### [Material to process]
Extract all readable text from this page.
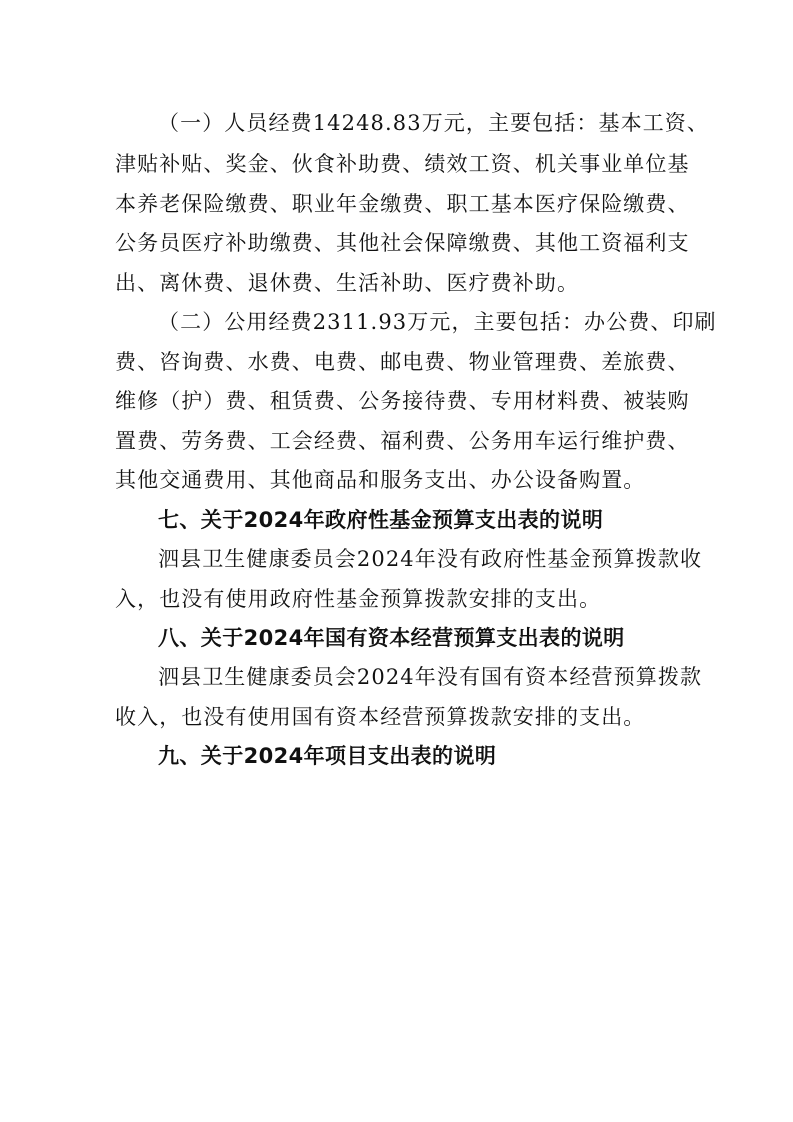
（一）人员经费14248.83万元，主要包括：基本工资、
津贴补贴、奖金、伙食补助费、绩效工资、机关事业单位基
本养老保险缴费、职业年金缴费、职工基本医疗保险缴费、
公务员医疗补助缴费、其他社会保障缴费、其他工资福利支
出、离休费、退休费、生活补助、医疗费补助。
（二）公用经费2311.93万元，主要包括：办公费、印刷
费、咨询费、水费、电费、邮电费、物业管理费、差旅费、
维修（护）费、租赁费、公务接待费、专用材料费、被装购
置费、劳务费、工会经费、福利费、公务用车运行维护费、
其他交通费用、其他商品和服务支出、办公设备购置。
七、关于2024年政府性基金预算支出表的说明
泗县卫生健康委员会2024年没有政府性基金预算拨款收
入，也没有使用政府性基金预算拨款安排的支出。
八、关于2024年国有资本经营预算支出表的说明
泗县卫生健康委员会2024年没有国有资本经营预算拨款
收入，也没有使用国有资本经营预算拨款安排的支出。
九、关于2024年项目支出表的说明
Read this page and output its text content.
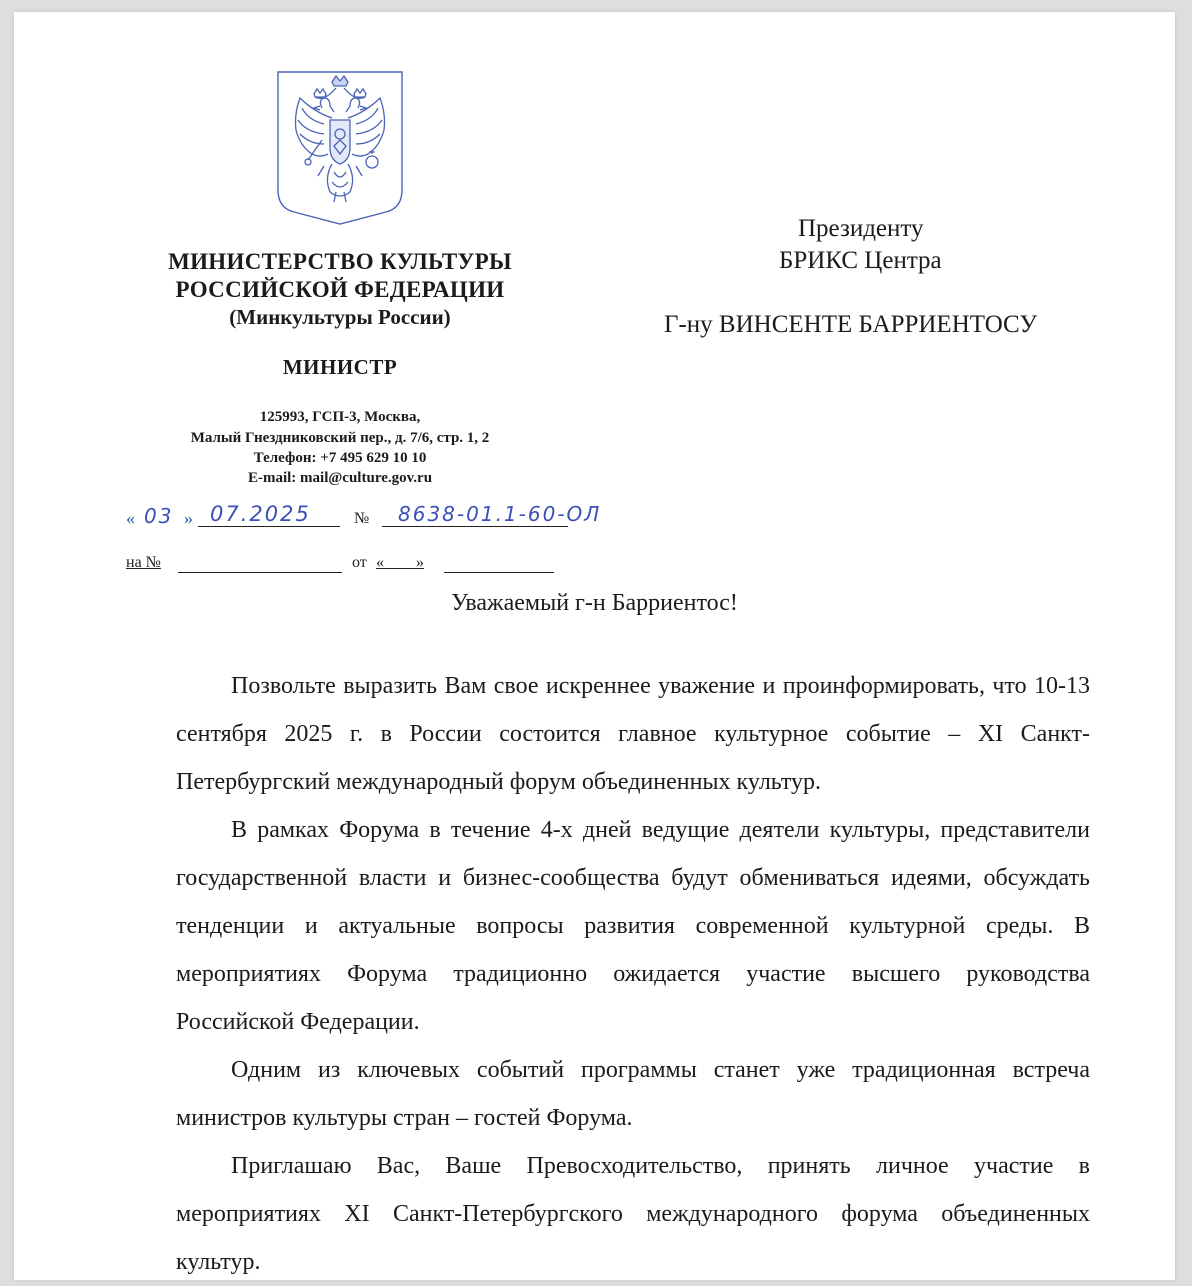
МИНИСТЕРСТВО КУЛЬТУРЫ
РОССИЙСКОЙ ФЕДЕРАЦИИ
(Минкультуры России)
МИНИСТР
125993, ГСП-3, Москва,
Малый Гнездниковский пер., д. 7/6, стр. 1, 2
Телефон: +7 495 629 10 10
E-mail: mail@culture.gov.ru
« 03 » 07.2025	№ 8638-01.1-60-ОЛ
на №	от «        »
Президенту
БРИКС Центра
Г-ну ВИНСЕНТЕ БАРРИЕНТОСУ
Уважаемый г-н Барриентос!

Позвольте выразить Вам свое искреннее уважение и проинформировать, что 10-13 сентября 2025 г. в России состоится главное культурное событие – XI Санкт-Петербургский международный форум объединенных культур.

В рамках Форума в течение 4-х дней ведущие деятели культуры, представители государственной власти и бизнес-сообщества будут обмениваться идеями, обсуждать тенденции и актуальные вопросы развития современной культурной среды. В мероприятиях Форума традиционно ожидается участие высшего руководства Российской Федерации.

Одним из ключевых событий программы станет уже традиционная встреча министров культуры стран – гостей Форума.

Приглашаю Вас, Ваше Превосходительство, принять личное участие в мероприятиях XI Санкт-Петербургского международного форума объединенных культур.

### [Task prompt]
Give only the number of lines in the records that contain the string "text".

### [Full answer]
2